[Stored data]
+===+
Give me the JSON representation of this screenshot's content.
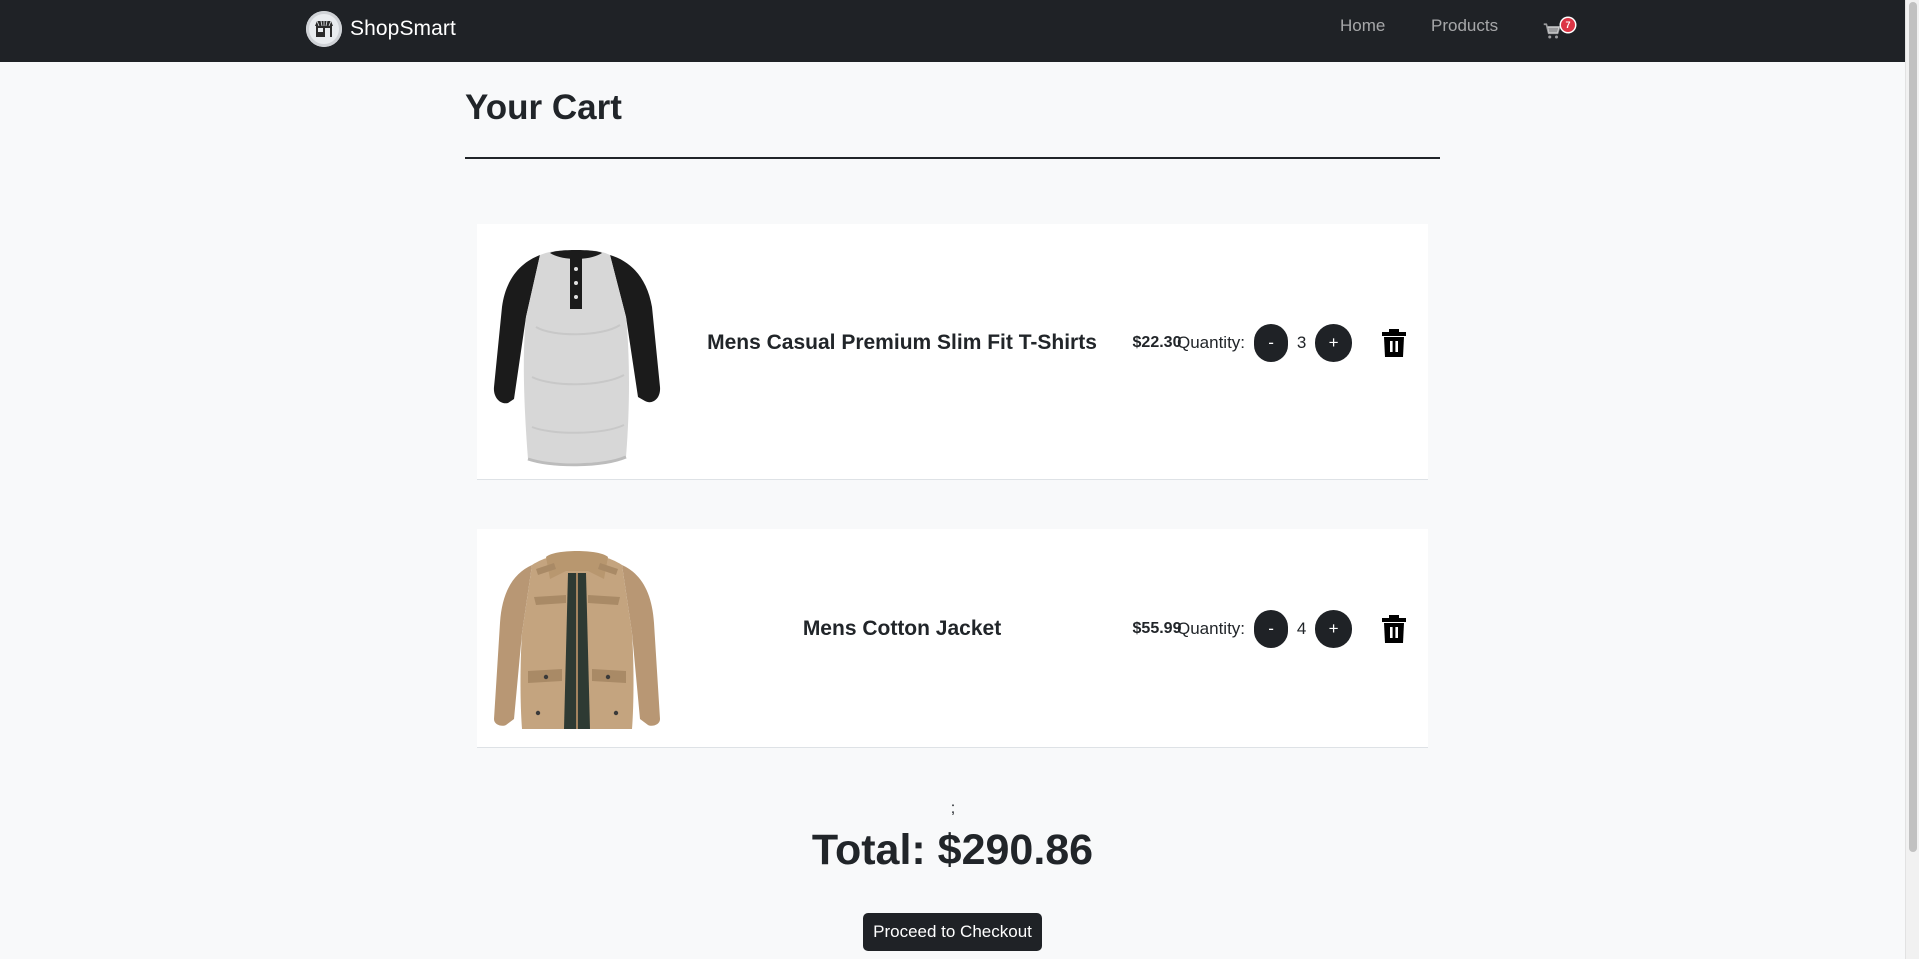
{
  "navbar": {
    "brand": "ShopSmart",
    "links": {
      "home": "Home",
      "products": "Products"
    },
    "cart_count": "7",
    "icons": {
      "brand": "storefront-icon",
      "cart": "shopping-cart-icon"
    }
  },
  "page": {
    "title": "Your Cart"
  },
  "cart": {
    "quantity_label": "Quantity:",
    "decrement_label": "-",
    "increment_label": "+",
    "items": [
      {
        "name": "Mens Casual Premium Slim Fit T-Shirts",
        "price": "$22.30",
        "quantity": "3",
        "image": "henley-shirt-image"
      },
      {
        "name": "Mens Cotton Jacket",
        "price": "$55.99",
        "quantity": "4",
        "image": "cotton-jacket-image"
      }
    ]
  },
  "summary": {
    "stray_text": ";",
    "total": "Total: $290.86",
    "checkout_label": "Proceed to Checkout"
  },
  "colors": {
    "navbar_bg": "#1f2226",
    "page_bg": "#f8f9fa",
    "badge": "#dc3545",
    "button_bg": "#1f2226"
  }
}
+===+
**Requirements**.
What is the number of lines in the data above that include the word "image"? Answer with that number only.

**Task output**.
2